(Rows from a dataset)
# # #

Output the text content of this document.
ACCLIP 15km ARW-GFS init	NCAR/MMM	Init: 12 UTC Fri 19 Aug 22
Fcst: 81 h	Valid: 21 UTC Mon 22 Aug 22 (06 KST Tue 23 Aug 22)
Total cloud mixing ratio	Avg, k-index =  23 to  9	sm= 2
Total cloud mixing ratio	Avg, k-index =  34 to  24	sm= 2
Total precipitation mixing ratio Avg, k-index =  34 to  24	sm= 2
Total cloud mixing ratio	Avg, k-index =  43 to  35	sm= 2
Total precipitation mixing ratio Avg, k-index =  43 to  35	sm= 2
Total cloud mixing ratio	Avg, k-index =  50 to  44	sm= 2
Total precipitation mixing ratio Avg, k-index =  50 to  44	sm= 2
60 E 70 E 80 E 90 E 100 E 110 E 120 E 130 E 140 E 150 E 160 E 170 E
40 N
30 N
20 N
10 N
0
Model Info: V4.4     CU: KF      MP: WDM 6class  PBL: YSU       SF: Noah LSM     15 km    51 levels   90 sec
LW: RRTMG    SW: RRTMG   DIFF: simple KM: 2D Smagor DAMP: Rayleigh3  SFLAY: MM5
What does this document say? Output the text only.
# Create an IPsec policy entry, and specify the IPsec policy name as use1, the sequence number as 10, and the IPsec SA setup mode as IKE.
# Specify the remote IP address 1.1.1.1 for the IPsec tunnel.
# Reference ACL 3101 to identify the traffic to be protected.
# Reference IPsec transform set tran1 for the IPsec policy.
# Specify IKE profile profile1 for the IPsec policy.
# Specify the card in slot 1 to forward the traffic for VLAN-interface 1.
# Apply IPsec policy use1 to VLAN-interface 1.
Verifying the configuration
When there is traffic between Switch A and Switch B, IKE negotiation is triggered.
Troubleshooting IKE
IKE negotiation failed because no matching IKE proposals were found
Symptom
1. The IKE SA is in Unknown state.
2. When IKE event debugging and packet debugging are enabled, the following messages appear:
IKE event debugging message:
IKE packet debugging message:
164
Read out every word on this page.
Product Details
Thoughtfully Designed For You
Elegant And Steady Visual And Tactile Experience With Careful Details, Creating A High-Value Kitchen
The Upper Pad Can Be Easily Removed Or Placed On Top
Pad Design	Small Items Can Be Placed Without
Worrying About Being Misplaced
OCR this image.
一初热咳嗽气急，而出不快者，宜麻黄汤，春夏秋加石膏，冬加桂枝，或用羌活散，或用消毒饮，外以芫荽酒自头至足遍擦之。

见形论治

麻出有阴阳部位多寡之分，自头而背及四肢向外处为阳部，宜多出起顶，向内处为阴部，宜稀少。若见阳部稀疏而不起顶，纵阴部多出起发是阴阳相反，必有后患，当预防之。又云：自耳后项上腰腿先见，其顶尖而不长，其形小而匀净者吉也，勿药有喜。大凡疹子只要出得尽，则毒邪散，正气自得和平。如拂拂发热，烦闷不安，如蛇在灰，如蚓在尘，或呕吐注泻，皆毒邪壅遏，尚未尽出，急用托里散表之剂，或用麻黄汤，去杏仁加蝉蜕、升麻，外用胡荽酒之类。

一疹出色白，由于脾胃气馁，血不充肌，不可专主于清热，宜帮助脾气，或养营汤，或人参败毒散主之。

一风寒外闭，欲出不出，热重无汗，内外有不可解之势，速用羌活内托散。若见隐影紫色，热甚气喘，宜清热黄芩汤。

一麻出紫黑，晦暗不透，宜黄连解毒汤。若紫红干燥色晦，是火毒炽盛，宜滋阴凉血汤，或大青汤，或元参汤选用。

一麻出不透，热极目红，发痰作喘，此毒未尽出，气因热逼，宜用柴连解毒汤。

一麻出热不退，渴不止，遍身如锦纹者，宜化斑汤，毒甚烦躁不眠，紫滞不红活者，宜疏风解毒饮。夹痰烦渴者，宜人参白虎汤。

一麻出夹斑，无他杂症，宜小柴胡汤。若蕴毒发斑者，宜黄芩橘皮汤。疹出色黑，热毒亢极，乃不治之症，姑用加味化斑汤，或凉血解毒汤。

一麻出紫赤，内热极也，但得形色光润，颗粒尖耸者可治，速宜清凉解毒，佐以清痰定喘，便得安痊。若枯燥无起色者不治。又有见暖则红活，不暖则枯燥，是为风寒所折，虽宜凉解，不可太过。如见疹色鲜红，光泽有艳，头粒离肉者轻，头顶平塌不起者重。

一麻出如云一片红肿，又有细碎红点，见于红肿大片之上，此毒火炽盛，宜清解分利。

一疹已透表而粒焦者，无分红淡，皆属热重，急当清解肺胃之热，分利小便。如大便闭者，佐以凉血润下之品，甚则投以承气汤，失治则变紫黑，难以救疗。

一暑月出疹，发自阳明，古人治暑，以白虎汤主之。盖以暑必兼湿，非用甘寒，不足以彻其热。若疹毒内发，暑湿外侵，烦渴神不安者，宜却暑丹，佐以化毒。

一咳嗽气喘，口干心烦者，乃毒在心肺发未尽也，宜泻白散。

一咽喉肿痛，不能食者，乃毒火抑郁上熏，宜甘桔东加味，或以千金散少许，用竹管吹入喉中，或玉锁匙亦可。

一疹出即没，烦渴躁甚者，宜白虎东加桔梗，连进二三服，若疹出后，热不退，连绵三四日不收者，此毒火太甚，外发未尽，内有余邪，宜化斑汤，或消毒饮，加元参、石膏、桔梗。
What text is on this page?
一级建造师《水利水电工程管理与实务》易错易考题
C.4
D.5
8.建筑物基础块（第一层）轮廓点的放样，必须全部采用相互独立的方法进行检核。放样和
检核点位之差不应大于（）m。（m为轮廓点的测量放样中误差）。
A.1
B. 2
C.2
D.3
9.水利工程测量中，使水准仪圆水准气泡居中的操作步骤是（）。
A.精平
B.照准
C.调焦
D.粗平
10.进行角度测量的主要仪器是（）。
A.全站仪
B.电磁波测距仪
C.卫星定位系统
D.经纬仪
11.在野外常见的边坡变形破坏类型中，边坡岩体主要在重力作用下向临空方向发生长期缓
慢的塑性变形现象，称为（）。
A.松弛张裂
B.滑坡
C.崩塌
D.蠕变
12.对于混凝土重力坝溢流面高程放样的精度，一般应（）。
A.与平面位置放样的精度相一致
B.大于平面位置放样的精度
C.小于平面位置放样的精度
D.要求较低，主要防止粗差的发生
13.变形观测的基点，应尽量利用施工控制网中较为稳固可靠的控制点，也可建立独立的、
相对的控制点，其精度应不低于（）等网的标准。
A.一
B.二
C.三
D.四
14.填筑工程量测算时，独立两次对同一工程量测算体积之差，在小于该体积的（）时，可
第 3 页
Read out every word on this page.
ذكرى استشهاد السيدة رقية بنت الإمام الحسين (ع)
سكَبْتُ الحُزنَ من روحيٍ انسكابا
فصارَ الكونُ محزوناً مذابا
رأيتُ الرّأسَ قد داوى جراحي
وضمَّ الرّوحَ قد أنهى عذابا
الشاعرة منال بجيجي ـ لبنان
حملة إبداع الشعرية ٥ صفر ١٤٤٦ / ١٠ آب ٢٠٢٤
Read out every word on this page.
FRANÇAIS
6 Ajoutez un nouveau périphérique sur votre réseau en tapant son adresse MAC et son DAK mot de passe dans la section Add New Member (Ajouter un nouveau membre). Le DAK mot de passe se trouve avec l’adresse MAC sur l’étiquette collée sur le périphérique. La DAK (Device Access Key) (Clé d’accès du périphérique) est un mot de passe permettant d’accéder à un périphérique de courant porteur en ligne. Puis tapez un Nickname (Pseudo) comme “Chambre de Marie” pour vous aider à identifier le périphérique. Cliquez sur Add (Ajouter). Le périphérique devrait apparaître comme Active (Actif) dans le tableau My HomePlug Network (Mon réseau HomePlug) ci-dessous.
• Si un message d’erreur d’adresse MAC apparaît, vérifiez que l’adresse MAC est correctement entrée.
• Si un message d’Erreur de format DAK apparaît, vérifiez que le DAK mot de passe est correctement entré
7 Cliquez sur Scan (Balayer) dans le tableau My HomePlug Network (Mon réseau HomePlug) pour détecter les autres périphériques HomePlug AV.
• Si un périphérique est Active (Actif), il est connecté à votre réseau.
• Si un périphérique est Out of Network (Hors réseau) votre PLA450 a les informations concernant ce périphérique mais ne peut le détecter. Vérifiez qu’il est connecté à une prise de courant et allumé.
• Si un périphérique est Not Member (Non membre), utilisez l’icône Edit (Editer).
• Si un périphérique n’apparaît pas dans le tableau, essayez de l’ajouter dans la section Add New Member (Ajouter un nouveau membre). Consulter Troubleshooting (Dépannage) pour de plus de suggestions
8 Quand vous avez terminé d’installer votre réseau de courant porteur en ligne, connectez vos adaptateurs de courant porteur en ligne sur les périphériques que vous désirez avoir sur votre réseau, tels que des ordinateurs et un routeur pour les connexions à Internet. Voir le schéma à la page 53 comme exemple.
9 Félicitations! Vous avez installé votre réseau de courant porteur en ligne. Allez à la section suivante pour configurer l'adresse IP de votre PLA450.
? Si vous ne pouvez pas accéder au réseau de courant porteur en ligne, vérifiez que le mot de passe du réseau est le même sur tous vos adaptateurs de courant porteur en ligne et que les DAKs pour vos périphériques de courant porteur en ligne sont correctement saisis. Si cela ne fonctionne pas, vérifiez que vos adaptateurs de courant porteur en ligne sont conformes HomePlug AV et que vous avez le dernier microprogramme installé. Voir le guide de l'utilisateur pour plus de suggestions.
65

# # #

● PROBLEM REQUIREMENTS: Reply with the number of lines in the data that include the string "interface" and nothing else.

● FINISHED TASK: 2